• _Text provided_
━━━━━━

Heinrich Martin Weber (5 March 1842, Heidelberg, Germany – 17 May 1913, Straßburg, Alsace-Lorraine, German Empire, now Strasbourg, France) was a German mathematician. Weber's main work was in algebra, number theory, and analysis. He is best known for his text Lehrbuch der Algebra published in 1895 and much of it is his original research in algebra and number theory. His work Theorie der algebraischen Functionen einer Veränderlichen (with Dedekind) established an algebraic foundation for Riemann surfaces, allowing a purely algebraic formulation of the Riemann–Roch theorem. Weber's research papers were numerous, most of them appearing in Crelle's Journal or Mathematische Annalen. He was the editor of Riemann's collected works.

━━━━━━

[Source data]

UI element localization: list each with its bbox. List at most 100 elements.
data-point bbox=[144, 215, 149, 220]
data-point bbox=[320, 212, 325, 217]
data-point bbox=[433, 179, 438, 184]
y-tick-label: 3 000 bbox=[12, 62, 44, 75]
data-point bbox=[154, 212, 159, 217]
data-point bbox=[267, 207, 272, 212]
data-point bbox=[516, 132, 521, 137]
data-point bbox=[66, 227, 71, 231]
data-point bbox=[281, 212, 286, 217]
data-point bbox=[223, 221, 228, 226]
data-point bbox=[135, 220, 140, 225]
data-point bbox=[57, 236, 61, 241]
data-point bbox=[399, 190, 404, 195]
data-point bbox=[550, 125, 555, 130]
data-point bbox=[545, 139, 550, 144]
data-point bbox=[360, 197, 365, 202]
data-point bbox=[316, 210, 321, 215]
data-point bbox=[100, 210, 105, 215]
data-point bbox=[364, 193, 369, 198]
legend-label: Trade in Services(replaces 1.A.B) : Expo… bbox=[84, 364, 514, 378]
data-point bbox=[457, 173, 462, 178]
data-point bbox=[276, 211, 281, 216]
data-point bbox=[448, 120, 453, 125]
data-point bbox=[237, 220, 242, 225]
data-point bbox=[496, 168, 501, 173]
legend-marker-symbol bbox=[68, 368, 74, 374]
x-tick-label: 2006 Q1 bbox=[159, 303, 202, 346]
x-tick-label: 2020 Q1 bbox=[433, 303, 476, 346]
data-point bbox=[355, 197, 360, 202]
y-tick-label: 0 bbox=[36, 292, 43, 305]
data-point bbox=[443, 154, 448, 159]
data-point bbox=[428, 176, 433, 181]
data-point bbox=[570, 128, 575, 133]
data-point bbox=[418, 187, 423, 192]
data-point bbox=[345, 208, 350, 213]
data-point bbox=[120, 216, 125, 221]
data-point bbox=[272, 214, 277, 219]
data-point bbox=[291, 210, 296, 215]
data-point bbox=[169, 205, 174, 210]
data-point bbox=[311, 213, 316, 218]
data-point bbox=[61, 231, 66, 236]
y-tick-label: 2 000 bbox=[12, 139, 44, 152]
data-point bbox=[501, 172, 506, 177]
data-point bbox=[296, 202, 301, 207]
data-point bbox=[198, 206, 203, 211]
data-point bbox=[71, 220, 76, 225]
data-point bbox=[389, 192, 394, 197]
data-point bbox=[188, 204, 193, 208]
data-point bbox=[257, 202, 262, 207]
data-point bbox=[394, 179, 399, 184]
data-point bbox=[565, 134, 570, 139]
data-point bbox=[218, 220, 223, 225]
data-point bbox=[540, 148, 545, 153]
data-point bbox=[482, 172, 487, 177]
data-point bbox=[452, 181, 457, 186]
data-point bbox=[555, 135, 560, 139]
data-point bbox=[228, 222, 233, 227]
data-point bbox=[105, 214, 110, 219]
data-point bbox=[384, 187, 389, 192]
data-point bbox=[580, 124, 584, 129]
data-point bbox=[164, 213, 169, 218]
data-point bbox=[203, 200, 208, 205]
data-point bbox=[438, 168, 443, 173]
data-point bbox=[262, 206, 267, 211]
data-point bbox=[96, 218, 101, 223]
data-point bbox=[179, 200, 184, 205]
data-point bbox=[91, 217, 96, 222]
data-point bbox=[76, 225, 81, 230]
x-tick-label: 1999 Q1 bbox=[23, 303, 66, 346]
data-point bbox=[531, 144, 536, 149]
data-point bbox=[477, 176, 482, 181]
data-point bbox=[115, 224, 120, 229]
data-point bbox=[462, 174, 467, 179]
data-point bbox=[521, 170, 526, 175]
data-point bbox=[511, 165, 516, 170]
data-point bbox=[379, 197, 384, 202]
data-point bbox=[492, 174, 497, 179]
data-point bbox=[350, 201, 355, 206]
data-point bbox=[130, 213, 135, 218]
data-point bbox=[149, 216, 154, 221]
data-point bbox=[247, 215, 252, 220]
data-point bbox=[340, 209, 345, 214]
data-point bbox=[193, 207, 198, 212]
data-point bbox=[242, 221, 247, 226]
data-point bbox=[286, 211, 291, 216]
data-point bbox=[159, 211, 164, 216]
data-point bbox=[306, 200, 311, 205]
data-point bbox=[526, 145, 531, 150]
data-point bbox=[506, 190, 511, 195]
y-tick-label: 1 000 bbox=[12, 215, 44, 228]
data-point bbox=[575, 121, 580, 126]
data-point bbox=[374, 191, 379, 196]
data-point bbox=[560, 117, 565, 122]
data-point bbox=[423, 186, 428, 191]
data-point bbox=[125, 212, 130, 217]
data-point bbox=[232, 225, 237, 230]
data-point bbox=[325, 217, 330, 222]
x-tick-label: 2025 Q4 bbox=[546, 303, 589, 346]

━━━━━━

• _Stated exercise_
From the text on Heinrich Martin Weber, extract the passage from "Heinrich Martin Weber" to "Riemann's collected works.", copying it word for word. The listing shown above was drawn from a separate source.

• _Answer for the task_
Heinrich Martin Weber (5 March 1842, Heidelberg, Germany – 17 May 1913, Straßburg, Alsace-Lorraine, German Empire, now Strasbourg, France) was a German mathematician. Weber's main work was in algebra, number theory, and analysis. He is best known for his text Lehrbuch der Algebra published in 1895 and much of it is his original research in algebra and number theory. His work Theorie der algebraischen Functionen einer Veränderlichen (with Dedekind) established an algebraic foundation for Riemann surfaces, allowing a purely algebraic formulation of the Riemann–Roch theorem. Weber's research papers were numerous, most of them appearing in Crelle's Journal or Mathematische Annalen. He was the editor of Riemann's collected works.